GIVEN PROBLEM »
Would you quote every entry exactly, dropping only the pictures?

Raw records

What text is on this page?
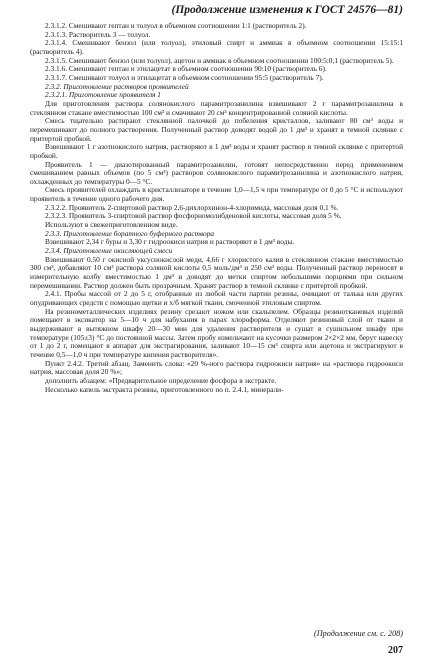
(Продолжение изменения к ГОСТ 24576—81)

2.3.1.2. Смешивают гептан и толуол в объемном соотношении 1:1 (растворитель 2).

2.3.1.3. Растворитель 3 — толуол.

2.3.1.4. Смешивают бензол (или толуол), этиловый спирт и аммиак в объемном соотношении 15:15:1 (растворитель 4).

2.3.1.5. Смешивают бензол (или толуол), ацетон и аммиак в объемном соотношении 100:5:0,1 (растворитель 5).

2.3.1.6. Смешивают гептан и этилацетат в объемном соотношении 90:10 (растворитель 6).

2.3.1.7. Смешивают толуол и этилацетат в объемном соотношении 95:5 (растворитель 7).

2.3.2. Приготовление растворов проявителей

2.3.2.1. Приготовление проявителя 1

Для приготовления раствора солянокислого парамитрозанилина взвешивают 2 г парамитрозанилина в стеклянном стакане вместимостью 100 см³ и смачивают 20 см³ концентрированной соляной кислоты.

Смесь тщательно растирают стеклянной палочкой до побеления кристаллов, заливают 80 см³ воды и перемешивают до полного растворения. Полученный раствор доводят водой до 1 дм³ и хранят в темной склянке с притертой пробкой.

Взвешивают 1 г азотнокислого натрия, растворяют в 1 дм³ воды и хранят раствор в темной склянке с притертой пробкой.

Проявитель 1 — диазотированный парамитрозанилин, готовят непосредственно перед применением смешиванием равных объемов (по 5 см³) растворов солянокислого парамитрозанилина и азотнокислого натрия, охлажденных до температуры 0—5 °С.

Смесь проявителей охлаждать в кристаллизаторе в течение 1,0—1,5 ч при температуре от 0 до 5 °С и используют проявитель в течение одного рабочего дня.

2.3.2.2. Проявитель 2-спиртовой раствор 2,6-дихлорхинон-4-хлоримида, массовая доля 0,1 %.

2.3.2.3. Проявитель 3-спиртовой раствор фосфорномолибденовой кислоты, массовая доля 5 %.

Используют в свежеприготовленном виде.

2.3.3. Приготовление боратного буферного раствора

Взвешивают 2,34 г буры и 3,30 г гидроокиси натрия и растворяют в 1 дм³ воды.

2.3.4. Приготовление окисляющей смеси

Взвешивают 0,50 г окисной уксуснокислой меди, 4,66 г хлористого калия в стеклянном стакане вместимостью 300 см³, добавляют 10 см³ раствора соляной кислоты 0,5 моль/дм³ и 250 см³ воды. Полученный раствор переносят в измерительную колбу вместимостью 1 дм³ и доводят до метки спиртом небольшими порциями при сильном перемешивании. Раствор должен быть прозрачным. Хранят раствор в темной склянке с притертой пробкой.

2.4.1. Пробы массой от 2 до 5 г, отобранные из любой части партии резины, очищают от талька или других опудривающих средств с помощью щетки и х/б мягкой ткани, смоченной этиловым спиртом.

На резинометаллических изделиях резину срезают ножом или скальпелем. Образцы резинотканевых изделий помещают в эксикатор на 5—10 ч для набухания в парах хлороформа. Отделяют резиновый слой от ткани и выдерживают в вытяжном шкафу 20—30 мин для удаления растворителя и сушат в сушильном шкафу при температуре (105±3) °С до постоянной массы. Затем пробу измельчают на кусочки размером 2×2×2 мм, берут навеску от 1 до 2 г, помещают в аппарат для экстрагирования, заливают 10—15 см³ спирта или ацетона и экстрагируют в течение 0,5—1,0 ч при температуре кипения растворителя».

Пункт 2.4.2. Третий абзац. Заменить слова: «20 %-ного раствора гидроокиси натрия» на «раствора гидроокиси натрия, массовая доля 20 %»;

дополнить абзацем: «Предварительное определение фосфора в экстракте.

Несколько капель экстракта резины, приготовленного по п. 2.4.1, минерали-

(Продолжение см. с. 208)
207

ANSWER TO THIS PROBLEM »
What text is on this page?
(Продолжение изменения к ГОСТ 24576—81)

2.3.1.2. Смешивают гептан и толуол в объемном соотношении 1:1 (растворитель 2).

2.3.1.3. Растворитель 3 — толуол.

2.3.1.4. Смешивают бензол (или толуол), этиловый спирт и аммиак в объемном соотношении 15:15:1 (растворитель 4).

2.3.1.5. Смешивают бензол (или толуол), ацетон и аммиак в объемном соотношении 100:5:0,1 (растворитель 5).

2.3.1.6. Смешивают гептан и этилацетат в объемном соотношении 90:10 (растворитель 6).

2.3.1.7. Смешивают толуол и этилацетат в объемном соотношении 95:5 (растворитель 7).

2.3.2. Приготовление растворов проявителей

2.3.2.1. Приготовление проявителя 1

Для приготовления раствора солянокислого парамитрозанилина взвешивают 2 г парамитрозанилина в стеклянном стакане вместимостью 100 см³ и смачивают 20 см³ концентрированной соляной кислоты.

Смесь тщательно растирают стеклянной палочкой до побеления кристаллов, заливают 80 см³ воды и перемешивают до полного растворения. Полученный раствор доводят водой до 1 дм³ и хранят в темной склянке с притертой пробкой.

Взвешивают 1 г азотнокислого натрия, растворяют в 1 дм³ воды и хранят раствор в темной склянке с притертой пробкой.

Проявитель 1 — диазотированный парамитрозанилин, готовят непосредственно перед применением смешиванием равных объемов (по 5 см³) растворов солянокислого парамитрозанилина и азотнокислого натрия, охлажденных до температуры 0—5 °С.

Смесь проявителей охлаждать в кристаллизаторе в течение 1,0—1,5 ч при температуре от 0 до 5 °С и используют проявитель в течение одного рабочего дня.

2.3.2.2. Проявитель 2-спиртовой раствор 2,6-дихлорхинон-4-хлоримида, массовая доля 0,1 %.

2.3.2.3. Проявитель 3-спиртовой раствор фосфорномолибденовой кислоты, массовая доля 5 %.

Используют в свежеприготовленном виде.

2.3.3. Приготовление боратного буферного раствора

Взвешивают 2,34 г буры и 3,30 г гидроокиси натрия и растворяют в 1 дм³ воды.

2.3.4. Приготовление окисляющей смеси

Взвешивают 0,50 г окисной уксуснокислой меди, 4,66 г хлористого калия в стеклянном стакане вместимостью 300 см³, добавляют 10 см³ раствора соляной кислоты 0,5 моль/дм³ и 250 см³ воды. Полученный раствор переносят в измерительную колбу вместимостью 1 дм³ и доводят до метки спиртом небольшими порциями при сильном перемешивании. Раствор должен быть прозрачным. Хранят раствор в темной склянке с притертой пробкой.

2.4.1. Пробы массой от 2 до 5 г, отобранные из любой части партии резины, очищают от талька или других опудривающих средств с помощью щетки и х/б мягкой ткани, смоченной этиловым спиртом.

На резинометаллических изделиях резину срезают ножом или скальпелем. Образцы резинотканевых изделий помещают в эксикатор на 5—10 ч для набухания в парах хлороформа. Отделяют резиновый слой от ткани и выдерживают в вытяжном шкафу 20—30 мин для удаления растворителя и сушат в сушильном шкафу при температуре (105±3) °С до постоянной массы. Затем пробу измельчают на кусочки размером 2×2×2 мм, берут навеску от 1 до 2 г, помещают в аппарат для экстрагирования, заливают 10—15 см³ спирта или ацетона и экстрагируют в течение 0,5—1,0 ч при температуре кипения растворителя».

Пункт 2.4.2. Третий абзац. Заменить слова: «20 %-ного раствора гидроокиси натрия» на «раствора гидроокиси натрия, массовая доля 20 %»;

дополнить абзацем: «Предварительное определение фосфора в экстракте.

Несколько капель экстракта резины, приготовленного по п. 2.4.1, минерали-

(Продолжение см. с. 208)
207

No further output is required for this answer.